[BEGIN]

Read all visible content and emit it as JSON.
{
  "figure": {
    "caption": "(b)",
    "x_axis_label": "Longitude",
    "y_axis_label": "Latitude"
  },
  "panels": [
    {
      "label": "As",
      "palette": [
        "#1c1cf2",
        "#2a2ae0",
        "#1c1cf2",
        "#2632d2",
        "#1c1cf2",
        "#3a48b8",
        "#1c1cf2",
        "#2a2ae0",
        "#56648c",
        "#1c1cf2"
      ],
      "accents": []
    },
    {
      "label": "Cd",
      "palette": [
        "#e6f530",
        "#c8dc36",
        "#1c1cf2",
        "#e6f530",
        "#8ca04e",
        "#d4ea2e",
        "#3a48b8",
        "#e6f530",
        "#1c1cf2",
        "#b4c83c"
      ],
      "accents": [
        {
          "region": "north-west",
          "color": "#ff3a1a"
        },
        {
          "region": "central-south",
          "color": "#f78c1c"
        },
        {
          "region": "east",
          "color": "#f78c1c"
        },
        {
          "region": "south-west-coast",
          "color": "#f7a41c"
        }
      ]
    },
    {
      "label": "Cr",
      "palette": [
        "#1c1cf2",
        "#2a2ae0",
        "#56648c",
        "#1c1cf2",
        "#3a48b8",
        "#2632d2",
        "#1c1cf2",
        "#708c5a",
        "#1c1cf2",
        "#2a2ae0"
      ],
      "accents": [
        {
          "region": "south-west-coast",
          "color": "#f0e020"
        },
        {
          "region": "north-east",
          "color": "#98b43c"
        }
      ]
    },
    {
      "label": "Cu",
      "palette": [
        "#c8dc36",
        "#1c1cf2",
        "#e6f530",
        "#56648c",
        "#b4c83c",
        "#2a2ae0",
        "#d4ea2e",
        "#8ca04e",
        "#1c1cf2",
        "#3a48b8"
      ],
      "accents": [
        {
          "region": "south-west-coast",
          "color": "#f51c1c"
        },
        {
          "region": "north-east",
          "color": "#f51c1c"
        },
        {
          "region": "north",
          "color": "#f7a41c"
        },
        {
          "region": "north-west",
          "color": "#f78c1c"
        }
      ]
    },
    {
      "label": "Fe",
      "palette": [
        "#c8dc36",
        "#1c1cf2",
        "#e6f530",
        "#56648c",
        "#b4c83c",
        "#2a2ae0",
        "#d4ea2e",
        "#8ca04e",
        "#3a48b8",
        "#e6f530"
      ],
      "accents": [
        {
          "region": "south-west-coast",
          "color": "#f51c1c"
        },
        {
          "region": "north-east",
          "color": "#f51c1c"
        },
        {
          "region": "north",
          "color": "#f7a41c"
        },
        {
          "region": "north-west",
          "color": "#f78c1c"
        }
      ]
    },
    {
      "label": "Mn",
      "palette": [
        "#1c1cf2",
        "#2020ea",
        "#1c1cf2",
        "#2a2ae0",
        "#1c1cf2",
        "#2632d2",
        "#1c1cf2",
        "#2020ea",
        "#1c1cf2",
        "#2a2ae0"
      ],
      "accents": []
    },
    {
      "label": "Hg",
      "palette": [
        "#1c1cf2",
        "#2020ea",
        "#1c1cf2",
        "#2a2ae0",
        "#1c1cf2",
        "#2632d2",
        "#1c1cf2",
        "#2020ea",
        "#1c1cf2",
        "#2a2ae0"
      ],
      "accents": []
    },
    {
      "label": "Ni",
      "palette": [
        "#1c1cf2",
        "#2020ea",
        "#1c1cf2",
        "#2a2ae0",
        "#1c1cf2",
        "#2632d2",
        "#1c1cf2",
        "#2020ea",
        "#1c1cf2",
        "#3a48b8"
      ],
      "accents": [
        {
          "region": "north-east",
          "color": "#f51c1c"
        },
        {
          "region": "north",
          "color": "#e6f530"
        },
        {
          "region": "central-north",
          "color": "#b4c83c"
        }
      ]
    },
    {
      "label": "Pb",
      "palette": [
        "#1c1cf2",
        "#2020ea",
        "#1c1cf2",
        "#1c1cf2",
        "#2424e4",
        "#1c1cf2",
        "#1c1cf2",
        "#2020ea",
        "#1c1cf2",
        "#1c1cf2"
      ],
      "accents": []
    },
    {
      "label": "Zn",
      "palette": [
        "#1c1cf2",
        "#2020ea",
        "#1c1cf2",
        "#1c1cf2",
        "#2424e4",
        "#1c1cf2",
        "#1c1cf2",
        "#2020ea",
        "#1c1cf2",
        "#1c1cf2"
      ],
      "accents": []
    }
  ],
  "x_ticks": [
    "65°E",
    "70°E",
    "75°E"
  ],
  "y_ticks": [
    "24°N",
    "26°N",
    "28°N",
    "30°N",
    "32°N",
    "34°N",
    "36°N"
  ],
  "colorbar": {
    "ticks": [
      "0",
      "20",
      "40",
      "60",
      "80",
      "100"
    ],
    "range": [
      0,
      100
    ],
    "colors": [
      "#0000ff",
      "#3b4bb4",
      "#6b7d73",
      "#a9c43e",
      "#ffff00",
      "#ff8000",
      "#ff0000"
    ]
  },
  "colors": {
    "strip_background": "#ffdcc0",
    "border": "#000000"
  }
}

[END]

__What the exercise asks__
Copy out the full listing exactly.

__Reply__
Read all visible content and emit it as JSON.
{
  "figure": {
    "caption": "(b)",
    "x_axis_label": "Longitude",
    "y_axis_label": "Latitude"
  },
  "panels": [
    {
      "label": "As",
      "palette": [
        "#1c1cf2",
        "#2a2ae0",
        "#1c1cf2",
        "#2632d2",
        "#1c1cf2",
        "#3a48b8",
        "#1c1cf2",
        "#2a2ae0",
        "#56648c",
        "#1c1cf2"
      ],
      "accents": []
    },
    {
      "label": "Cd",
      "palette": [
        "#e6f530",
        "#c8dc36",
        "#1c1cf2",
        "#e6f530",
        "#8ca04e",
        "#d4ea2e",
        "#3a48b8",
        "#e6f530",
        "#1c1cf2",
        "#b4c83c"
      ],
      "accents": [
        {
          "region": "north-west",
          "color": "#ff3a1a"
        },
        {
          "region": "central-south",
          "color": "#f78c1c"
        },
        {
          "region": "east",
          "color": "#f78c1c"
        },
        {
          "region": "south-west-coast",
          "color": "#f7a41c"
        }
      ]
    },
    {
      "label": "Cr",
      "palette": [
        "#1c1cf2",
        "#2a2ae0",
        "#56648c",
        "#1c1cf2",
        "#3a48b8",
        "#2632d2",
        "#1c1cf2",
        "#708c5a",
        "#1c1cf2",
        "#2a2ae0"
      ],
      "accents": [
        {
          "region": "south-west-coast",
          "color": "#f0e020"
        },
        {
          "region": "north-east",
          "color": "#98b43c"
        }
      ]
    },
    {
      "label": "Cu",
      "palette": [
        "#c8dc36",
        "#1c1cf2",
        "#e6f530",
        "#56648c",
        "#b4c83c",
        "#2a2ae0",
        "#d4ea2e",
        "#8ca04e",
        "#1c1cf2",
        "#3a48b8"
      ],
      "accents": [
        {
          "region": "south-west-coast",
          "color": "#f51c1c"
        },
        {
          "region": "north-east",
          "color": "#f51c1c"
        },
        {
          "region": "north",
          "color": "#f7a41c"
        },
        {
          "region": "north-west",
          "color": "#f78c1c"
        }
      ]
    },
    {
      "label": "Fe",
      "palette": [
        "#c8dc36",
        "#1c1cf2",
        "#e6f530",
        "#56648c",
        "#b4c83c",
        "#2a2ae0",
        "#d4ea2e",
        "#8ca04e",
        "#3a48b8",
        "#e6f530"
      ],
      "accents": [
        {
          "region": "south-west-coast",
          "color": "#f51c1c"
        },
        {
          "region": "north-east",
          "color": "#f51c1c"
        },
        {
          "region": "north",
          "color": "#f7a41c"
        },
        {
          "region": "north-west",
          "color": "#f78c1c"
        }
      ]
    },
    {
      "label": "Mn",
      "palette": [
        "#1c1cf2",
        "#2020ea",
        "#1c1cf2",
        "#2a2ae0",
        "#1c1cf2",
        "#2632d2",
        "#1c1cf2",
        "#2020ea",
        "#1c1cf2",
        "#2a2ae0"
      ],
      "accents": []
    },
    {
      "label": "Hg",
      "palette": [
        "#1c1cf2",
        "#2020ea",
        "#1c1cf2",
        "#2a2ae0",
        "#1c1cf2",
        "#2632d2",
        "#1c1cf2",
        "#2020ea",
        "#1c1cf2",
        "#2a2ae0"
      ],
      "accents": []
    },
    {
      "label": "Ni",
      "palette": [
        "#1c1cf2",
        "#2020ea",
        "#1c1cf2",
        "#2a2ae0",
        "#1c1cf2",
        "#2632d2",
        "#1c1cf2",
        "#2020ea",
        "#1c1cf2",
        "#3a48b8"
      ],
      "accents": [
        {
          "region": "north-east",
          "color": "#f51c1c"
        },
        {
          "region": "north",
          "color": "#e6f530"
        },
        {
          "region": "central-north",
          "color": "#b4c83c"
        }
      ]
    },
    {
      "label": "Pb",
      "palette": [
        "#1c1cf2",
        "#2020ea",
        "#1c1cf2",
        "#1c1cf2",
        "#2424e4",
        "#1c1cf2",
        "#1c1cf2",
        "#2020ea",
        "#1c1cf2",
        "#1c1cf2"
      ],
      "accents": []
    },
    {
      "label": "Zn",
      "palette": [
        "#1c1cf2",
        "#2020ea",
        "#1c1cf2",
        "#1c1cf2",
        "#2424e4",
        "#1c1cf2",
        "#1c1cf2",
        "#2020ea",
        "#1c1cf2",
        "#1c1cf2"
      ],
      "accents": []
    }
  ],
  "x_ticks": [
    "65°E",
    "70°E",
    "75°E"
  ],
  "y_ticks": [
    "24°N",
    "26°N",
    "28°N",
    "30°N",
    "32°N",
    "34°N",
    "36°N"
  ],
  "colorbar": {
    "ticks": [
      "0",
      "20",
      "40",
      "60",
      "80",
      "100"
    ],
    "range": [
      0,
      100
    ],
    "colors": [
      "#0000ff",
      "#3b4bb4",
      "#6b7d73",
      "#a9c43e",
      "#ffff00",
      "#ff8000",
      "#ff0000"
    ]
  },
  "colors": {
    "strip_background": "#ffdcc0",
    "border": "#000000"
  }
}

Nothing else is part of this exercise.